| STATED PROBLEM |
Set down exactly the lines that run from the line with "OCR this image." to the end of the data, and nothing else.

| SUPPLIED ENTRIES |
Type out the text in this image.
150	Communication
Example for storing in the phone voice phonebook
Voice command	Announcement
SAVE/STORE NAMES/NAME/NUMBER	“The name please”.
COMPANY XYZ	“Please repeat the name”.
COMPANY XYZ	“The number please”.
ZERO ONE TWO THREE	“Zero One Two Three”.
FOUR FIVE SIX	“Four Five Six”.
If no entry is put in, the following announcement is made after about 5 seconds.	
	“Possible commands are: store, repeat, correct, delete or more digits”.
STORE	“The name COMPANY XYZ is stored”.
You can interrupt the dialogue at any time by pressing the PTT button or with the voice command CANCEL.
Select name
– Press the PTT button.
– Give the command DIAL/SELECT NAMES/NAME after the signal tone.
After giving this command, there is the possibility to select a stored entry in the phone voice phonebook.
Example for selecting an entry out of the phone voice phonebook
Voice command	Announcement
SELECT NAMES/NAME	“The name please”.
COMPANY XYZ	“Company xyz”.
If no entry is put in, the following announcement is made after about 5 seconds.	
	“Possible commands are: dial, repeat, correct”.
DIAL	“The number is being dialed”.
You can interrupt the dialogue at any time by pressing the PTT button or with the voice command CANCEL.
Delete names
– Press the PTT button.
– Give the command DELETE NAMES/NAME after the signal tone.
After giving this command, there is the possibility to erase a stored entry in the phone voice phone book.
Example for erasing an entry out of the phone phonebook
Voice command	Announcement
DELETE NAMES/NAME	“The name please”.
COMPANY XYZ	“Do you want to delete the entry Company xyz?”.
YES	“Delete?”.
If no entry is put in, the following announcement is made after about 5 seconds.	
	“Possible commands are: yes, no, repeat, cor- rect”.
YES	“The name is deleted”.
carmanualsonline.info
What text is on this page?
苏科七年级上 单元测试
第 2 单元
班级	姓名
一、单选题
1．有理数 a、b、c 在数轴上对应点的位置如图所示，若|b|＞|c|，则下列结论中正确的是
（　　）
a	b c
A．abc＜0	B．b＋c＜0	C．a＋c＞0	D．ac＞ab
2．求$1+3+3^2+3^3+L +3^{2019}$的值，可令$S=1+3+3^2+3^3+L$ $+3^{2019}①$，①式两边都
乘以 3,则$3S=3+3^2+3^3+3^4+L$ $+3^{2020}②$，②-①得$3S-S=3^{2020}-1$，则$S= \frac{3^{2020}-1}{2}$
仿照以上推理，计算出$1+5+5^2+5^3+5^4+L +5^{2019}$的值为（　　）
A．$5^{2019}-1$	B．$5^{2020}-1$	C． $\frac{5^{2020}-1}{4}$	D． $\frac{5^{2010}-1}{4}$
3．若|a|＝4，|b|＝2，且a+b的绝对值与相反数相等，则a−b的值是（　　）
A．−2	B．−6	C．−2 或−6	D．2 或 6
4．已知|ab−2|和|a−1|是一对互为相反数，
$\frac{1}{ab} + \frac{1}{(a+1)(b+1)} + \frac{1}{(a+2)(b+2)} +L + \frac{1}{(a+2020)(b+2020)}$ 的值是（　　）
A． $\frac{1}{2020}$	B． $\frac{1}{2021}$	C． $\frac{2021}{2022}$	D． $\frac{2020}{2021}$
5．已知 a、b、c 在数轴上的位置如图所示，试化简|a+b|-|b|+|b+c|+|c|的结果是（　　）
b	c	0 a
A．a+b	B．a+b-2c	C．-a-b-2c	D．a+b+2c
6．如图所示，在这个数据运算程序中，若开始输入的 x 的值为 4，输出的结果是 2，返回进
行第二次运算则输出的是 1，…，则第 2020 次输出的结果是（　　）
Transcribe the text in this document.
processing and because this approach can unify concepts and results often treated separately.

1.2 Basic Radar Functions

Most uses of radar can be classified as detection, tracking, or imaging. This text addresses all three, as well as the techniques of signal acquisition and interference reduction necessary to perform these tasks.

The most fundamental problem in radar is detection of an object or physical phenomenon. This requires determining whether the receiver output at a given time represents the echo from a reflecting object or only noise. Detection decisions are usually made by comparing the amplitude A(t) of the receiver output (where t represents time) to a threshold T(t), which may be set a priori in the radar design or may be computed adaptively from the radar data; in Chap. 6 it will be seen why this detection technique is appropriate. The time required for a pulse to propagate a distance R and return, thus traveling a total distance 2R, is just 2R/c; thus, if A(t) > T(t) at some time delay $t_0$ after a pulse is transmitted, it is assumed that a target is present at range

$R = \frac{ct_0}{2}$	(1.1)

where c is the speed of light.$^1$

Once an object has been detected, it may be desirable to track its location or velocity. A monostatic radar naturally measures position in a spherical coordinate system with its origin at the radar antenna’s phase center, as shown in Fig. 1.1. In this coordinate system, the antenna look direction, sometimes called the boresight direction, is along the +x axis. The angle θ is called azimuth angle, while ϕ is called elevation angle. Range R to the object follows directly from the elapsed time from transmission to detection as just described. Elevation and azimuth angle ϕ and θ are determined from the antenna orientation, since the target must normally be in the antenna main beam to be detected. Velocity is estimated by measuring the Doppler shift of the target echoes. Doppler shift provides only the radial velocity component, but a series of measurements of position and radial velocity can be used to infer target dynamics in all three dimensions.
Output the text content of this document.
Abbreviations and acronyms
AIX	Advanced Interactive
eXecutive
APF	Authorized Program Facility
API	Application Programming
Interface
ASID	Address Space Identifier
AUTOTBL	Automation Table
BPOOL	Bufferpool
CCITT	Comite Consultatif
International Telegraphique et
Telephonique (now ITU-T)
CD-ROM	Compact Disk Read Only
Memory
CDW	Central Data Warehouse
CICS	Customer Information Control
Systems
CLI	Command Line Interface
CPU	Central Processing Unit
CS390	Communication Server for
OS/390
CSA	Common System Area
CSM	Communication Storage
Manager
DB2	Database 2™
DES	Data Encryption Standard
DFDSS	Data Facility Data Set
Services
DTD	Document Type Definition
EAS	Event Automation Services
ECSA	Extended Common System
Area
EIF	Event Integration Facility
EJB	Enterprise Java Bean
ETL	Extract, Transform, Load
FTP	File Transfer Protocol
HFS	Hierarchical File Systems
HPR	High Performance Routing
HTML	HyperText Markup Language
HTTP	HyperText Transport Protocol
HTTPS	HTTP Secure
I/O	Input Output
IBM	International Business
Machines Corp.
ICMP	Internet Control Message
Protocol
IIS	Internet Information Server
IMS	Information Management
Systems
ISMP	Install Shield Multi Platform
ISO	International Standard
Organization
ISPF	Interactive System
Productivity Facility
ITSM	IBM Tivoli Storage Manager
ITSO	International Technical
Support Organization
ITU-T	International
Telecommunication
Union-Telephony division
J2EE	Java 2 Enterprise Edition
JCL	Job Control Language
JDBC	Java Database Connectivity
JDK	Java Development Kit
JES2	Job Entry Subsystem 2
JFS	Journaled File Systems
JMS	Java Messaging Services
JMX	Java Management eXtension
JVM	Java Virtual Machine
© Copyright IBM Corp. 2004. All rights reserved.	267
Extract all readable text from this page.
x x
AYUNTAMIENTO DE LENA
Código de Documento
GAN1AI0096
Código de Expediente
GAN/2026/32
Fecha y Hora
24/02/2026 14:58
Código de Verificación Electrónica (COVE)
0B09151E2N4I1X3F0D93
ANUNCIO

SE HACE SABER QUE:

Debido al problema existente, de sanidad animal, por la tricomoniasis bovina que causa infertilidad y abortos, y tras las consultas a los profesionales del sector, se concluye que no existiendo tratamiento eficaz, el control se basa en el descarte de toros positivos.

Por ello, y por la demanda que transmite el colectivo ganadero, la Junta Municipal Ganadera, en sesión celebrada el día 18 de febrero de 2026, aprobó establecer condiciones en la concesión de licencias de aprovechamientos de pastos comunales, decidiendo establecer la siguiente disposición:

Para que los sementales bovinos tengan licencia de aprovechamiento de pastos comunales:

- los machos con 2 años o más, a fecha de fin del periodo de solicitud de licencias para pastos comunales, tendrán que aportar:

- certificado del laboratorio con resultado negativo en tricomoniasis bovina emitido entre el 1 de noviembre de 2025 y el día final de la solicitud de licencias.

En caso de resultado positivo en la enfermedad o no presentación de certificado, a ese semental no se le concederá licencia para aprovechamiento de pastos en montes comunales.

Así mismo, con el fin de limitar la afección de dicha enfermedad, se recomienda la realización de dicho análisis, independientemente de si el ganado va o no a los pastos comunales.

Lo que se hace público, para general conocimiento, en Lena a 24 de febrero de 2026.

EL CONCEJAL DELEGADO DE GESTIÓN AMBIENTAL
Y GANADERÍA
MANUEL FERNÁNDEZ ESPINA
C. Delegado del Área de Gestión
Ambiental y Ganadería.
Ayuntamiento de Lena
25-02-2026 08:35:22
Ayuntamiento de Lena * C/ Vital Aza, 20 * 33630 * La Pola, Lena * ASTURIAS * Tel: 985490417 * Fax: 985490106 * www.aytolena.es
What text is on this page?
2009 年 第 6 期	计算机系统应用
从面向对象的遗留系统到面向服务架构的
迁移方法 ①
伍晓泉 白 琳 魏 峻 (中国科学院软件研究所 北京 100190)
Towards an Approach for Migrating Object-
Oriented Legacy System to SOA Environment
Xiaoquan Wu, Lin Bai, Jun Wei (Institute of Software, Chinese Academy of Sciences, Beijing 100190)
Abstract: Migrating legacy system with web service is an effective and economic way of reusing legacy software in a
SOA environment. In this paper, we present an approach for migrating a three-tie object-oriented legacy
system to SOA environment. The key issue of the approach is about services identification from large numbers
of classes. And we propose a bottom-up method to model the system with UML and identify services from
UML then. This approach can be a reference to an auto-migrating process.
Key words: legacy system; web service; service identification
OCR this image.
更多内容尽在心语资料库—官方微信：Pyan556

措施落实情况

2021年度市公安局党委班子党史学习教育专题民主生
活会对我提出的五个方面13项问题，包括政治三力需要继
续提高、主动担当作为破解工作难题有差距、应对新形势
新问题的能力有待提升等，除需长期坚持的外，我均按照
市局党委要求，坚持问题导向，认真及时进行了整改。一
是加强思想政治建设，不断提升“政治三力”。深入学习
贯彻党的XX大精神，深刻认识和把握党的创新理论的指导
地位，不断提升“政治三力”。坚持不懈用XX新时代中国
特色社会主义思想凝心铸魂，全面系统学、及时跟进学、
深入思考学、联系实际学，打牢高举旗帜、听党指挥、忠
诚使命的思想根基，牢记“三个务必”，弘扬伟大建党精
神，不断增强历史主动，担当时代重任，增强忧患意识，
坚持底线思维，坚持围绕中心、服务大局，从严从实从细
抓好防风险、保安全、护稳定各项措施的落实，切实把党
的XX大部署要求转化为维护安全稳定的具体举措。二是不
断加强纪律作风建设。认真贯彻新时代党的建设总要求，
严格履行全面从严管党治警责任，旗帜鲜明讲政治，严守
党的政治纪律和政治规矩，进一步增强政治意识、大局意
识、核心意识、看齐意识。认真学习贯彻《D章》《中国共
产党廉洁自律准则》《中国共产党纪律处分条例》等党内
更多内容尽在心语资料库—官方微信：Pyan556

| EXERCISE OUTPUT |
OCR this image.
更多内容尽在心语资料库—官方微信：Pyan556

措施落实情况

2021年度市公安局党委班子党史学习教育专题民主生
活会对我提出的五个方面13项问题，包括政治三力需要继
续提高、主动担当作为破解工作难题有差距、应对新形势
新问题的能力有待提升等，除需长期坚持的外，我均按照
市局党委要求，坚持问题导向，认真及时进行了整改。一
是加强思想政治建设，不断提升“政治三力”。深入学习
贯彻党的XX大精神，深刻认识和把握党的创新理论的指导
地位，不断提升“政治三力”。坚持不懈用XX新时代中国
特色社会主义思想凝心铸魂，全面系统学、及时跟进学、
深入思考学、联系实际学，打牢高举旗帜、听党指挥、忠
诚使命的思想根基，牢记“三个务必”，弘扬伟大建党精
神，不断增强历史主动，担当时代重任，增强忧患意识，
坚持底线思维，坚持围绕中心、服务大局，从严从实从细
抓好防风险、保安全、护稳定各项措施的落实，切实把党
的XX大部署要求转化为维护安全稳定的具体举措。二是不
断加强纪律作风建设。认真贯彻新时代党的建设总要求，
严格履行全面从严管党治警责任，旗帜鲜明讲政治，严守
党的政治纪律和政治规矩，进一步增强政治意识、大局意
识、核心意识、看齐意识。认真学习贯彻《D章》《中国共
产党廉洁自律准则》《中国共产党纪律处分条例》等党内
更多内容尽在心语资料库—官方微信：Pyan556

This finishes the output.